[Dataset records]
════════
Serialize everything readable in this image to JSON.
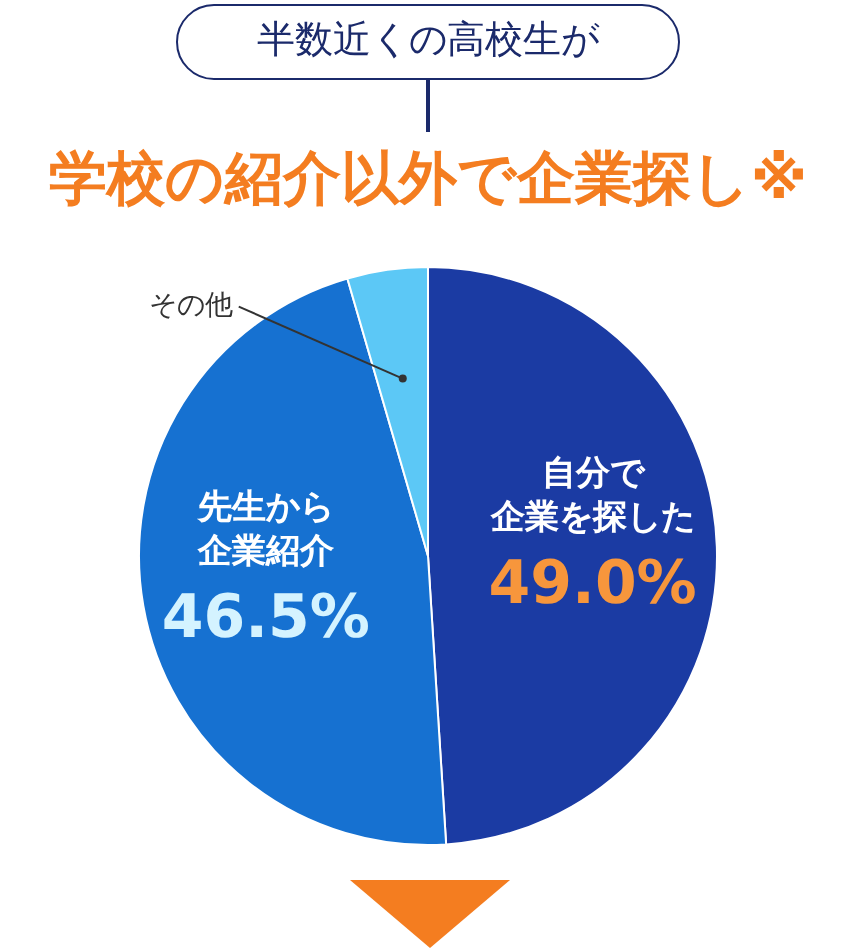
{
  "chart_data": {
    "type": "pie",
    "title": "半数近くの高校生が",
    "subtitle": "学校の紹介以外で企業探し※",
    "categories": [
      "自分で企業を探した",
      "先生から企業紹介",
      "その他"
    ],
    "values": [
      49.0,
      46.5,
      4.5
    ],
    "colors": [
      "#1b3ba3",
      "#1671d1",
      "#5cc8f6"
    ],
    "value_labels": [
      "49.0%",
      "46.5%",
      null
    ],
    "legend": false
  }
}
════════
● Exercise
Leave the pictures out, and print every line of the listing exactly as written.

● The output
Serialize everything readable in this image to JSON.
{
  "chart_data": {
    "type": "pie",
    "title": "半数近くの高校生が",
    "subtitle": "学校の紹介以外で企業探し※",
    "categories": [
      "自分で企業を探した",
      "先生から企業紹介",
      "その他"
    ],
    "values": [
      49.0,
      46.5,
      4.5
    ],
    "colors": [
      "#1b3ba3",
      "#1671d1",
      "#5cc8f6"
    ],
    "value_labels": [
      "49.0%",
      "46.5%",
      null
    ],
    "legend": false
  }
}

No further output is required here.